-- EXCERPT TO READ --
#####

Opinion
2019-1350 N CR
12-24-2020
The People of the State of New York, Respondent, v. Isaac Brown, Appellant.
Isaac Brown, appellant pro se. Meyer, Souzzi, English & Klein, P.C. (A. Thomas Levine of counsel), for respondent.
PRESENT: :
Isaac Brown, appellant pro se.
Meyer, Souzzi, English & Klein, P.C. (A. Thomas Levine of counsel), for respondent.
Appeal from a judgment of the Justice Court of the Village of Rockville Centre, Nassau County (William J. Croutier, Jr., J.), rendered July 25, 2019. The judgment, after a nonjury trial, convicted defendant of using a mobile telephone while operating a motor vehicle, and imposed sentence.
ORDERED that the judgment of conviction is affirmed.
Defendant was charged in a simplified traffic information with using a mobile telephone while operating a motor vehicle (Vehicle and Traffic Law § 1225-c [2] [a]). Following a nonjury trial, the Justice Court found defendant guilty of the charge.

#####

-- RECORDS SHOWN --
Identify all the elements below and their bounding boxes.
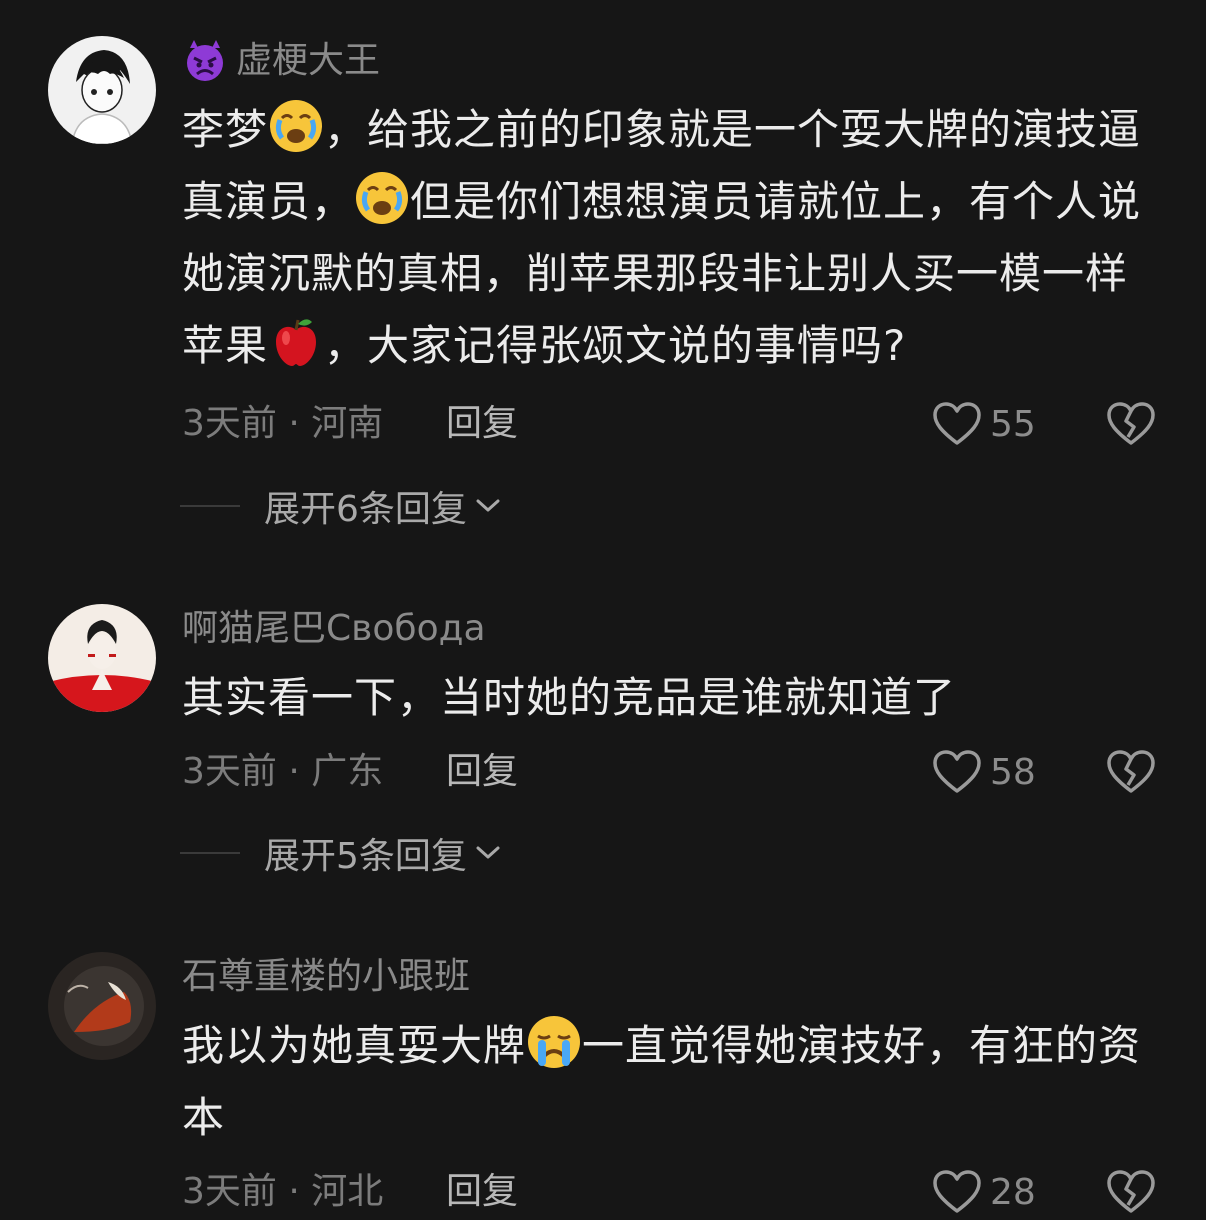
reply-button[interactable]: 回复	[446, 396, 518, 452]
broken-heart-icon[interactable]	[1106, 749, 1156, 795]
apple-emoji-icon	[268, 314, 324, 370]
comment-text: 其实看一下，当时她的竞品是谁就知道了	[182, 673, 957, 722]
comment-meta: 3天前 · 河北 回复	[182, 1164, 518, 1220]
heart-icon	[932, 1169, 982, 1215]
like-count: 55	[990, 403, 1036, 445]
chevron-down-icon	[475, 498, 501, 514]
broken-heart-icon[interactable]	[1106, 401, 1156, 447]
girl-red-dress-avatar-image	[48, 604, 156, 712]
username[interactable]: 虚梗大王	[182, 36, 380, 86]
time-location: 3天前 · 广东	[182, 751, 384, 792]
avatar[interactable]	[48, 952, 156, 1060]
avatar[interactable]	[48, 604, 156, 712]
like-button[interactable]: 55	[932, 396, 1036, 452]
like-count: 58	[990, 751, 1036, 793]
avatar[interactable]	[48, 36, 156, 144]
expand-replies-button[interactable]: 展开5条回复	[180, 828, 501, 878]
anime-boy-avatar-image	[48, 36, 156, 144]
heart-icon	[932, 749, 982, 795]
time-location: 3天前 · 河南	[182, 403, 384, 444]
like-count: 28	[990, 1171, 1036, 1213]
comment-meta: 3天前 · 河南 回复	[182, 396, 518, 452]
dark-painting-avatar-image	[48, 952, 156, 1060]
loudly-crying-face-icon	[526, 1014, 582, 1070]
like-button[interactable]: 58	[932, 744, 1036, 800]
chevron-down-icon	[475, 845, 501, 861]
username[interactable]: 石尊重楼的小跟班	[182, 952, 470, 1002]
time-location: 3天前 · 河北	[182, 1171, 384, 1212]
reply-button[interactable]: 回复	[446, 744, 518, 800]
broken-heart-icon[interactable]	[1106, 1169, 1156, 1215]
username[interactable]: 啊猫尾巴Свобода	[182, 604, 486, 654]
comment-text: 李梦 ，给我之前的印象就是一个耍大牌的演技逼真演员， 但是你们想想演员请就位上，有个…	[182, 94, 1162, 382]
expand-replies-button[interactable]: 展开6条回复	[180, 481, 501, 531]
divider	[180, 505, 240, 507]
comment-meta: 3天前 · 广东 回复	[182, 744, 518, 800]
comment-text: 我以为她真耍大牌 一直觉得她演技好，有狂的资本	[182, 1010, 1162, 1154]
devil-emoji-icon	[187, 40, 223, 81]
divider	[180, 852, 240, 854]
crying-face-icon	[354, 170, 410, 226]
crying-face-icon	[268, 98, 324, 154]
reply-button[interactable]: 回复	[446, 1164, 518, 1220]
like-button[interactable]: 28	[932, 1164, 1036, 1220]
heart-icon	[932, 401, 982, 447]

#####

-- SHORT EXERCISE A --
Retype the passage of the court opinion that opens with the words containing "Isaac Brown, appellant pro se. Meyer, Souzzi, English" and closes with "of the charge.".
-- SHORT EXERCISE B --
Gather every line of the records that contains the string "heart", matching case exactly.

-- COMPLETE RESPONSE A --
Isaac Brown, appellant pro se. Meyer, Souzzi, English & Klein, P.C. (A. Thomas Levine of counsel), for respondent.
PRESENT: :
Isaac Brown, appellant pro se.
Meyer, Souzzi, English & Klein, P.C. (A. Thomas Levine of counsel), for respondent.
Appeal from a judgment of the Justice Court of the Village of Rockville Centre, Nassau County (William J. Croutier, Jr., J.), rendered July 25, 2019. The judgment, after a nonjury trial, convicted defendant of using a mobile telephone while operating a motor vehicle, and imposed sentence.
ORDERED that the judgment of conviction is affirmed.
Defendant was charged in a simplified traffic information with using a mobile telephone while operating a motor vehicle (Vehicle and Traffic Law § 1225-c [2] [a]). Following a nonjury trial, the Justice Court found defendant guilty of the charge.

-- COMPLETE RESPONSE B --
broken-heart-icon[interactable]	[1106, 749, 1156, 795]
heart-icon	[932, 1169, 982, 1215]
broken-heart-icon[interactable]	[1106, 401, 1156, 447]
heart-icon	[932, 749, 982, 795]
broken-heart-icon[interactable]	[1106, 1169, 1156, 1215]
heart-icon	[932, 401, 982, 447]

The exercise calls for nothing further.